━━━━━ Records to use ━━━━━

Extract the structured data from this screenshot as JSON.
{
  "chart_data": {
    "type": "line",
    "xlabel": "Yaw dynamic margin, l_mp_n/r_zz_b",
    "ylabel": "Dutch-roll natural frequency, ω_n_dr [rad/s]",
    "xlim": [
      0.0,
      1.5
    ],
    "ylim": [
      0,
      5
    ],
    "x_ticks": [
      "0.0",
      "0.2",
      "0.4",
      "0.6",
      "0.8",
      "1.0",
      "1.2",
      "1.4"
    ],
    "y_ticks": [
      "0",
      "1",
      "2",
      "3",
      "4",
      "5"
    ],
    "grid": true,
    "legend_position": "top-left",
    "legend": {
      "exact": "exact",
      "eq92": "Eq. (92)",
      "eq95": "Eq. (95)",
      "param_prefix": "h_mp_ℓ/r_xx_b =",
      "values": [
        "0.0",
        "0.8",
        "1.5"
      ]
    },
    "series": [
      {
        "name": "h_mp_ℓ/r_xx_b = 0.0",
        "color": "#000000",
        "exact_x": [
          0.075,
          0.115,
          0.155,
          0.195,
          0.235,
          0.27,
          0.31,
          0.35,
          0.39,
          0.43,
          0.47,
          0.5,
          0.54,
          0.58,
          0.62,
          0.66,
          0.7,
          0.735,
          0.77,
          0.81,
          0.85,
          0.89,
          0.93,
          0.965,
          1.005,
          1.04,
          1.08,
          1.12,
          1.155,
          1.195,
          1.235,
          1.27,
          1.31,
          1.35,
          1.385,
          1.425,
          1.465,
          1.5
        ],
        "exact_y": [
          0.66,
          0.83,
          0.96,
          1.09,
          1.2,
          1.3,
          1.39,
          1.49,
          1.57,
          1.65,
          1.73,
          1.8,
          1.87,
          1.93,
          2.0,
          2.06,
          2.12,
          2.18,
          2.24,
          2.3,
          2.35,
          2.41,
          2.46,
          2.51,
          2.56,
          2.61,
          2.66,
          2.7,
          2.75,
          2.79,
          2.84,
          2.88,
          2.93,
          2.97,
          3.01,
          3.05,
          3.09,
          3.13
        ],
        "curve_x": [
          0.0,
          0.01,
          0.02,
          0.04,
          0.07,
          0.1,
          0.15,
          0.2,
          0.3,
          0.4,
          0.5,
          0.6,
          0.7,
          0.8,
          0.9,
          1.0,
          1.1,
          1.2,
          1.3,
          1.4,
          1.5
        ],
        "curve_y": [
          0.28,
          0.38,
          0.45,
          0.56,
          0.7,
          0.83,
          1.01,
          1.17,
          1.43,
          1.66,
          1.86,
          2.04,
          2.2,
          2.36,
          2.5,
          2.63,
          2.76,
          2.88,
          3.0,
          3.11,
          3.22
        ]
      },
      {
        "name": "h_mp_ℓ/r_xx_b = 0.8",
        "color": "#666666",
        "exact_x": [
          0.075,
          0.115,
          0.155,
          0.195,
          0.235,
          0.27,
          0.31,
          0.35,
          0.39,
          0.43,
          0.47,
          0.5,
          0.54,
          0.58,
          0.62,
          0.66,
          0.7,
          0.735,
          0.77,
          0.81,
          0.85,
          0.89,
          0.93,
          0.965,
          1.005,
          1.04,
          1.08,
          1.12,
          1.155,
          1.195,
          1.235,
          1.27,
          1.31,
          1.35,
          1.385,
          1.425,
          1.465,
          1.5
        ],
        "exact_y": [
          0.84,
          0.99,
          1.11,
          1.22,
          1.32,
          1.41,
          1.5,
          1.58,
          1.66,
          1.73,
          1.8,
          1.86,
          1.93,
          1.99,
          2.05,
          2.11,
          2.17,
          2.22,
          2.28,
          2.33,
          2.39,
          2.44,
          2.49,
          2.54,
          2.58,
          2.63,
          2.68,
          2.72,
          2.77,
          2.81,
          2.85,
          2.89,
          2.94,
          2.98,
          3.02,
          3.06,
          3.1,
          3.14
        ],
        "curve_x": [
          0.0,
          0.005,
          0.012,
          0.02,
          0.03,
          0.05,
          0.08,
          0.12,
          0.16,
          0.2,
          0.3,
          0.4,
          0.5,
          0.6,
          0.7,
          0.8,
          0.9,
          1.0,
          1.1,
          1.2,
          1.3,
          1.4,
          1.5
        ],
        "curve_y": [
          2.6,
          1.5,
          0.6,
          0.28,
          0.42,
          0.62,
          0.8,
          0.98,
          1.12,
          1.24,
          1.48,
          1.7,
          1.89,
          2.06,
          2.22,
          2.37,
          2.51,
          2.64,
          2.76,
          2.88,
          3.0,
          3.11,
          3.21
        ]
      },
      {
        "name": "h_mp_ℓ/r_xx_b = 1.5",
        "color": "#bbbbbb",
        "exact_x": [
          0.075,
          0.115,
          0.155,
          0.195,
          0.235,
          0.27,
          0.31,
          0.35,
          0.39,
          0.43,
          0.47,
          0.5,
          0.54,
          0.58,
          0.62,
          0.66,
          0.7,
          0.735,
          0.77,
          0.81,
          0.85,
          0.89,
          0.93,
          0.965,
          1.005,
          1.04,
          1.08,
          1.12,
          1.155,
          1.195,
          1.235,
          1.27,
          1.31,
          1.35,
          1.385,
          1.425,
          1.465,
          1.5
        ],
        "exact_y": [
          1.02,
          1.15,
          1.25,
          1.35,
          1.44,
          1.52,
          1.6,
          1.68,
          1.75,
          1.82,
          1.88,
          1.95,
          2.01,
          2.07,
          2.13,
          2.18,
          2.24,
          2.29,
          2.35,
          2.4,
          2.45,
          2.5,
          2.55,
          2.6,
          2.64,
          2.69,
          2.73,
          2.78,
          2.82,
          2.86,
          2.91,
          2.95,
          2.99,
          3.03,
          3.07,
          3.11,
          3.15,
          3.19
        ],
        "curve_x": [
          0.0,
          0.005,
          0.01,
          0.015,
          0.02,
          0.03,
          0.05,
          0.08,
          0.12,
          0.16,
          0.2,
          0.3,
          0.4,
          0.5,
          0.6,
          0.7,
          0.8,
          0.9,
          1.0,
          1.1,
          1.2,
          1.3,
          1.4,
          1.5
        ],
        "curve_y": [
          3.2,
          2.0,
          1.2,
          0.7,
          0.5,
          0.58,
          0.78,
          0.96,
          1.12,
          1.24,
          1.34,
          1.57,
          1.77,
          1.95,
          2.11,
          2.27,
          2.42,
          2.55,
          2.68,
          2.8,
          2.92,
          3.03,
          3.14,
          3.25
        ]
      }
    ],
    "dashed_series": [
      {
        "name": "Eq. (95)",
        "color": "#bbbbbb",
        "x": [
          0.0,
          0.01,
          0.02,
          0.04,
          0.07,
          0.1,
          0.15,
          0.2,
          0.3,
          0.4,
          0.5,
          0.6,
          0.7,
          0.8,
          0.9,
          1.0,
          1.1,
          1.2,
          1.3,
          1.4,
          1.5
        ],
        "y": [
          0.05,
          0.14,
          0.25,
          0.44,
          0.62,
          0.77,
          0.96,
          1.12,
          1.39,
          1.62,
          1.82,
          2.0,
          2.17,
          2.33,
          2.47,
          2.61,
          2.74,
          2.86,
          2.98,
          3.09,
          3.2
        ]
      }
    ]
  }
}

━━━━━

• **Directions for this task**
Identify the lines above with the word "name". Copy them.

• **Answer to this exercise**
        "name": "h_mp_ℓ/r_xx_b = 0.0",
        "name": "h_mp_ℓ/r_xx_b = 0.8",
        "name": "h_mp_ℓ/r_xx_b = 1.5",
        "name": "Eq. (95)",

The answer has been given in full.